--- PASSAGE PROVIDED Enclosed Below ---
Randall loses appeal of murder conviction
Ontario's highest court has rejected James Vernon Randall's appeal of his Feb. 14, 2003, conviction for first-degree murder in the death of Jennifer Zumach, his common-law spouse.
Scott Cowan, who had formed the defence team along with Toronto lawyer Dick Derstine in the fourweek 2002-03 trial before Mr. Justice Terrance O'Connor and a jury, represented Mr. Randall, 37, before Justices Marvin Catzman, James MacPherson and Eileen Gillese on Tuesday of last week (Jan. 23).
In its written judgment, the court noted Mr. Cowan had based the appeal on three grounds: that the trial judge erred by "failing to give a limiting instruction with respect to one aspect of the testimony of witness Sylvia Girolamo"; that Justice O'Connor had given inadequate instruction to the jury relative to the expert testimony of Dr. Toby Rose; and that "the jury's verdict of first-degree murder was unreasonable because there was insufficient evidence of planning and deliberation."
The three judges of the Appeal Court, however, were unanimous in their rejection of all three the grounds cited by Mr. Cowan and the appeal co-counsel, Toronto lawyer Joseph Di Luca.
With respect to Ms. Girolamo's evidence that Mr. Randall had told her Ms. Zumach was missing, the appeal judges acknowledged that there had been some confusion of timing in the evidence, but also found that the defence had chosen not to cross-examine as to dates.
The appeal judges noted that Dr. Toby Rose is a forensic pathologist who testified at the 2003 trial that Ms. Zumach had died from a "blunt force head injury" (from a hammer) and also noted that "one of the reasons" she believed the trauma had occurred prior to death was that Mr. Randall had attempted to hide the body.
(Mr. Randall had maintained at the trial that Ms. Zumach's death was accidental; that her carotid artery had been severed by a splinter of glass from a bottle that had shattered when he threw it at the wall behind her. The timing of the skull fracture was crucial at the trial. The lone defence witness - former Manitoba chief pathologist Peter Markestyn - contended that the fracture could just as well have been from a clamp that Mr. Randall used to secure Ms. Zumach's head as he was cutting up her body. As the head had been severed from the body, which had decomposed prior to its discovery, there was no reliable way of knowing whether or not the carotid had been severed prior to death.)
Mr. Cowan's appeal was based not on Dr. Rose's testimony versus Dr. Markestyn's, but on Justice O'Connor's wording of his charge to the jury.
Justice O'Connor had said, "You should disregard [Dr. Rose's] opinion that the fracture occurred more likely before death, if you find she based it only on the hiding of the body."
At the appeal, Mr. Cowan said the trial judge should have instructed the jury to disregard Dr. Rose's evidence "to the extent" that it was based on the evidence relating to the hiding of the body.
The three appeal judges found that it would have amounted to the same thing. "To our eyes, this is a semantic distinction without a difference," they wrote in their judgment.
With respect to the verdict, the Appeal Court ruled that it was reasonable. "The legal test on this issue is whether a reasonable jury, properly instructed in the law and acting judicially, could have concluded that the murder was planned and deliberate.
"We conclude that the jury was properly instructed in the law. On the evidentiary point, in our view the Crown tendered a substantial body of circumstantial evidence relating to the appellant's conduct both before and after Ms. Zumach's death that served as a proper foundation for the jury's verdict."
Mr. Randall is serving a life sentence and will normally not be eligible to seek parole until 2025, 25 years after his arrest in 2000.
--- End of Enclosed PASSAGE PROVIDED ---
◆ EXERCISE ◆
Summarize the article on James Vernon Randall's murder appeal in two sentences.
--- DATA FOR REVIEW Enclosed Below ---
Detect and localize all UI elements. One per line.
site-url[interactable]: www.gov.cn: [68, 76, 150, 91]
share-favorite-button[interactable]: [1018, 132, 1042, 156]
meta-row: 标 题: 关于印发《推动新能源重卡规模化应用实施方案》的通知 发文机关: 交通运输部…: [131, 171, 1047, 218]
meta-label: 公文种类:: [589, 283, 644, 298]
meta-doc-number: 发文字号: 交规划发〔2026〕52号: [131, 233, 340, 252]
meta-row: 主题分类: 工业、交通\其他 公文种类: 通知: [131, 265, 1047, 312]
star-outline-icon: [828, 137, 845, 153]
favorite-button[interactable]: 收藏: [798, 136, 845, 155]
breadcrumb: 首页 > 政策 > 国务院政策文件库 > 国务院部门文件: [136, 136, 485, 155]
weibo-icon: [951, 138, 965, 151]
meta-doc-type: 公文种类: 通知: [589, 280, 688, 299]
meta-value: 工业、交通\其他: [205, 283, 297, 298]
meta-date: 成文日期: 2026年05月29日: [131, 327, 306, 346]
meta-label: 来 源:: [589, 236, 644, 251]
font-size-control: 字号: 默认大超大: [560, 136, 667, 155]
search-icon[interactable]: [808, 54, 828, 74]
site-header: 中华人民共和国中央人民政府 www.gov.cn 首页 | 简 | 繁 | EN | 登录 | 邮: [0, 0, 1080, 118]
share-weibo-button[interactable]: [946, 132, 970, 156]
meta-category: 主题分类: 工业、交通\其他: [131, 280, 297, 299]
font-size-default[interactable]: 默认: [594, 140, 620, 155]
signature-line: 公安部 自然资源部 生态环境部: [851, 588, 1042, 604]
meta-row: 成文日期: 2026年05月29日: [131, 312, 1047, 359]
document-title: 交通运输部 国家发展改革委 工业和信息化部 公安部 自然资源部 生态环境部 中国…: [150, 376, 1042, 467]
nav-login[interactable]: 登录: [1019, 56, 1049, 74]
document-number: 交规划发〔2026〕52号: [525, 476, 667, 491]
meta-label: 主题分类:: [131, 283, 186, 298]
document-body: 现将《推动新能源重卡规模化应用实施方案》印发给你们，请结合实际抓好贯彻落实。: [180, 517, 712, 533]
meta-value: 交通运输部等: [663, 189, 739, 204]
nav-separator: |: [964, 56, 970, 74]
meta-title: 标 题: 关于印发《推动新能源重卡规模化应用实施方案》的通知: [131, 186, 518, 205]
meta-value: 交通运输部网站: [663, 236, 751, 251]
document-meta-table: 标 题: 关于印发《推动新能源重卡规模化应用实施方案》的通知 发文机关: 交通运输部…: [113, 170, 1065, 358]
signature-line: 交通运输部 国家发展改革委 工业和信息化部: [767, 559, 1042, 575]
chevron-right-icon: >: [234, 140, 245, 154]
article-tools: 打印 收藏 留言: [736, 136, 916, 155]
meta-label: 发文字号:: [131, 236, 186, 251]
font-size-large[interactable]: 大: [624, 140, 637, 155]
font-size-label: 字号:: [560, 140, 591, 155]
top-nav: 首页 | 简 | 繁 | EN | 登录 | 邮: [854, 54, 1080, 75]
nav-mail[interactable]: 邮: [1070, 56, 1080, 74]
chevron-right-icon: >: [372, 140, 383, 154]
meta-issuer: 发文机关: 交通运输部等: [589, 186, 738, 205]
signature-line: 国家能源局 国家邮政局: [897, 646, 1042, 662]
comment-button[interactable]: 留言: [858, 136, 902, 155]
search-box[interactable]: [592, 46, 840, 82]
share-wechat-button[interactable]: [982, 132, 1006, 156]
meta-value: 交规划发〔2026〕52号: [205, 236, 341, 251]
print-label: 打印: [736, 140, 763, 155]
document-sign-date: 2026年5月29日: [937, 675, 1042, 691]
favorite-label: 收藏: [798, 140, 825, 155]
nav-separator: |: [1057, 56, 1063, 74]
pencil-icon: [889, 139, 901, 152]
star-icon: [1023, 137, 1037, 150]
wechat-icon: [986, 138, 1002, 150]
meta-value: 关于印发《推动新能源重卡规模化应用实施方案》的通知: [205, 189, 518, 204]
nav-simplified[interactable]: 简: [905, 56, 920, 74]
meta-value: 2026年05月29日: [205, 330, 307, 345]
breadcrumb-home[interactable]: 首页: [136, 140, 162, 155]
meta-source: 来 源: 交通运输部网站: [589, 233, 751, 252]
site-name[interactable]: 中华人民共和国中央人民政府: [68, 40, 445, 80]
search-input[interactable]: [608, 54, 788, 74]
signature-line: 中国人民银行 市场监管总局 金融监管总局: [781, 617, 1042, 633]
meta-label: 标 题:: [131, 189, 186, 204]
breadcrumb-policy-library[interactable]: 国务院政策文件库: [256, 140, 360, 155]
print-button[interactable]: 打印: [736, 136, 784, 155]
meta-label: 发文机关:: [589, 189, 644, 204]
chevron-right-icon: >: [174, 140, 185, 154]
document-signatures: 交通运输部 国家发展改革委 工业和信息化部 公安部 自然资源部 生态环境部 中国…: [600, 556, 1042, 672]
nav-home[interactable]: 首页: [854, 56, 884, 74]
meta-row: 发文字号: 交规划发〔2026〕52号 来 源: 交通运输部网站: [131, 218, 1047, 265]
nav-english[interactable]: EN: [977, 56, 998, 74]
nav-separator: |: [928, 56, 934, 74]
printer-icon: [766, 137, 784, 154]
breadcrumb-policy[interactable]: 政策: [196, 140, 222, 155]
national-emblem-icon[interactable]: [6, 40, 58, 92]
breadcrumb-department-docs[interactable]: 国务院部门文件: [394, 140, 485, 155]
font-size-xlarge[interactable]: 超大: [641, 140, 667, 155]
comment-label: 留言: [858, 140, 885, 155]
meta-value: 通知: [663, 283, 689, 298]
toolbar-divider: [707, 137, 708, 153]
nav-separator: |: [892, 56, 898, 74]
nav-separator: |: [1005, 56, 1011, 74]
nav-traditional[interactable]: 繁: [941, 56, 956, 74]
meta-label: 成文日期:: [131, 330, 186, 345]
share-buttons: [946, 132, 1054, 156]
--- End of Enclosed DATA FOR REVIEW ---
◆ ANSWER TO THE PROBLEM ◆
Ontario's highest court rejected James Vernon Randall's appeal of his February 14, 2003, first-degree murder conviction in the death of his common-law spouse, Jennifer Zumach. The three appeal judges unanimously dismissed all three grounds raised by his lawyers: a missing limiting instruction on part of Sylvia Girolamo's testimony, inadequate jury instruction on Dr. Toby Rose's expert testimony, and an allegedly unreasonable verdict; they ruled that the jury was properly instructed and the verdict was reasonable.